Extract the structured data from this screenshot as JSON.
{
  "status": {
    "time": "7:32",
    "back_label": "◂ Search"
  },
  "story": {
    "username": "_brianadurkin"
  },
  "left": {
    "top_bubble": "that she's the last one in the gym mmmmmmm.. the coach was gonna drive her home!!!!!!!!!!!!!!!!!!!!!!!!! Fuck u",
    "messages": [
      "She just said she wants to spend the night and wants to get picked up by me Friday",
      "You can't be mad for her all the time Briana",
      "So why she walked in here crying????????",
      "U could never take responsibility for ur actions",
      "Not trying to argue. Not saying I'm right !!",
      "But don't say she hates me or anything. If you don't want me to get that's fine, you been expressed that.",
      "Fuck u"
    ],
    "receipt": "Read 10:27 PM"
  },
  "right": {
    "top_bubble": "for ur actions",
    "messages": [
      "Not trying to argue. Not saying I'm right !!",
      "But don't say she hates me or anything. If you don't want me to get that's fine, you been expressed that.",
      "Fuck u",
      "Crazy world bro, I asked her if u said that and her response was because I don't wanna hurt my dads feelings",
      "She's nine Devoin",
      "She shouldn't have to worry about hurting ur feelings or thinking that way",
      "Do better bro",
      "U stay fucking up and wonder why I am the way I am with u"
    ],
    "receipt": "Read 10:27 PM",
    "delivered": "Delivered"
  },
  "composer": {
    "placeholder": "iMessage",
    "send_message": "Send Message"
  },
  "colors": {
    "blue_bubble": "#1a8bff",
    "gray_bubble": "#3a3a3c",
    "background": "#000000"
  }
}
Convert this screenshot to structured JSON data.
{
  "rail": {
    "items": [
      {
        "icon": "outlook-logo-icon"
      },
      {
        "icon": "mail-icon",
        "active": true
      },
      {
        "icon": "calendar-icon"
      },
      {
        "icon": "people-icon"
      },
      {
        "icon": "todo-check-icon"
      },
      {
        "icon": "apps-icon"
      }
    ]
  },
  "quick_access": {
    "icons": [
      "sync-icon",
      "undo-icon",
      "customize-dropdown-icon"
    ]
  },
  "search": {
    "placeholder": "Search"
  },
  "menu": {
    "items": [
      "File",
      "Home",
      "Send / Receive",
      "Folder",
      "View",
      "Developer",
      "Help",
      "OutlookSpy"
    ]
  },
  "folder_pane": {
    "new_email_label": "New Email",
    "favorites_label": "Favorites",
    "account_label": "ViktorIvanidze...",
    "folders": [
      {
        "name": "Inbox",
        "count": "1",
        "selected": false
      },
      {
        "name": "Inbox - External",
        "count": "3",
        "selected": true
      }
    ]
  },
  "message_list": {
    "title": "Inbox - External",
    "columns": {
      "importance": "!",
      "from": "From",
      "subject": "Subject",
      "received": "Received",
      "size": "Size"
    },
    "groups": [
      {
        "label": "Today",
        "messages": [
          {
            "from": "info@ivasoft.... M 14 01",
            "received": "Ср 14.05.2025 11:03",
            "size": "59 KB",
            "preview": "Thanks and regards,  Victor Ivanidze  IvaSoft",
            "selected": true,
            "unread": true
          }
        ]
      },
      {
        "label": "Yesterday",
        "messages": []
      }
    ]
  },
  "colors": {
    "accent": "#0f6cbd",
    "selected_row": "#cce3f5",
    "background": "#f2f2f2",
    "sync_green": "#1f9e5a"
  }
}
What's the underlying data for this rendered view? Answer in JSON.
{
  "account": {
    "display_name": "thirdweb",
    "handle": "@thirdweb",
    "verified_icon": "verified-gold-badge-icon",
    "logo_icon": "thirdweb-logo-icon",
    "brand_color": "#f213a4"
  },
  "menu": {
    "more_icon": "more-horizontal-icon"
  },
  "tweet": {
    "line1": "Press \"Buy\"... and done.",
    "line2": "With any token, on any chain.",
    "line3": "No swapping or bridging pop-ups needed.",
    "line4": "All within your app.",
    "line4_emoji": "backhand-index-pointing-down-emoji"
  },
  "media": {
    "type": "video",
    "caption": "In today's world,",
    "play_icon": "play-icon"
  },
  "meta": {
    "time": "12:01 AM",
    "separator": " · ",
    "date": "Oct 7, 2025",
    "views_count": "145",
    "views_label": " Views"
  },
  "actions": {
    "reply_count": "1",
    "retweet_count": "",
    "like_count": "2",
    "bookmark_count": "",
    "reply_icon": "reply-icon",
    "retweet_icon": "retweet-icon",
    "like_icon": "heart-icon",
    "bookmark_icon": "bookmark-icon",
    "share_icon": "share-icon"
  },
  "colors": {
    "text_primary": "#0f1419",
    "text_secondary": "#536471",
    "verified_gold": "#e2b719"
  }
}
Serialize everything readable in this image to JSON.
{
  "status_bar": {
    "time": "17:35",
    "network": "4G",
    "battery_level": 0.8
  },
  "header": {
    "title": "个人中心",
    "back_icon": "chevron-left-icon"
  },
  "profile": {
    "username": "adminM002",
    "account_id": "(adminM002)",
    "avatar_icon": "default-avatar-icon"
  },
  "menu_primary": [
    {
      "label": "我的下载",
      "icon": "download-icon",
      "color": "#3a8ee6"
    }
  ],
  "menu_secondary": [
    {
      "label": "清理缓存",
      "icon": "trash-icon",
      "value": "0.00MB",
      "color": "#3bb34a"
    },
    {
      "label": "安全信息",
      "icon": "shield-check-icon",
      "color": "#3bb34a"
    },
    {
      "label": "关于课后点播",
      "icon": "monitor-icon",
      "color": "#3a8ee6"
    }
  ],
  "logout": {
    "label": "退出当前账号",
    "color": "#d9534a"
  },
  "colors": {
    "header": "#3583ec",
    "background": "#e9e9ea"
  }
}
========
[REQUIRED WORK]:
Of the lines in the material, how many include "receipt"? Respond with the number alone.

[THE OUTPUT]:
2